Information provided
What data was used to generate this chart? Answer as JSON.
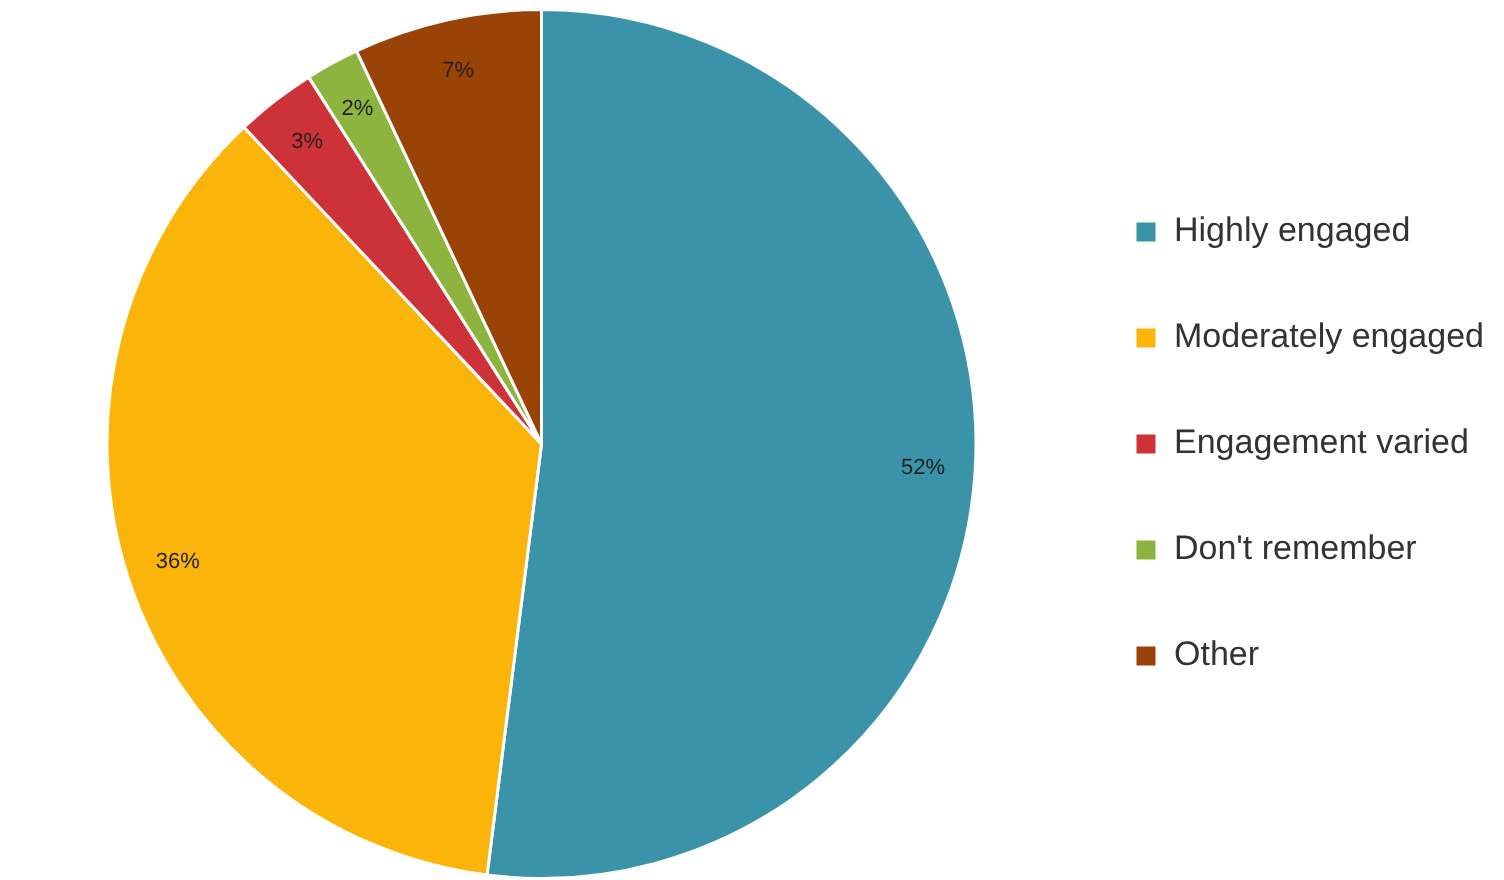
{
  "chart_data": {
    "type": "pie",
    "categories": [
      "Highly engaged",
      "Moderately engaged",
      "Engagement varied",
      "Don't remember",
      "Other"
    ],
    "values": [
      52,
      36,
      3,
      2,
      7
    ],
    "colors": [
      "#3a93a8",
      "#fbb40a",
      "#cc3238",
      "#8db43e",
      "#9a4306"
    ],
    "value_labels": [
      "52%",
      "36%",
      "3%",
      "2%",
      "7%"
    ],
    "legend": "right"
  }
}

Request
Repeat the material above in full and exactly, apart from the pictures.

Output for this exercise
What data was used to generate this chart? Answer as JSON.
{
  "chart_data": {
    "type": "pie",
    "categories": [
      "Highly engaged",
      "Moderately engaged",
      "Engagement varied",
      "Don't remember",
      "Other"
    ],
    "values": [
      52,
      36,
      3,
      2,
      7
    ],
    "colors": [
      "#3a93a8",
      "#fbb40a",
      "#cc3238",
      "#8db43e",
      "#9a4306"
    ],
    "value_labels": [
      "52%",
      "36%",
      "3%",
      "2%",
      "7%"
    ],
    "legend": "right"
  }
}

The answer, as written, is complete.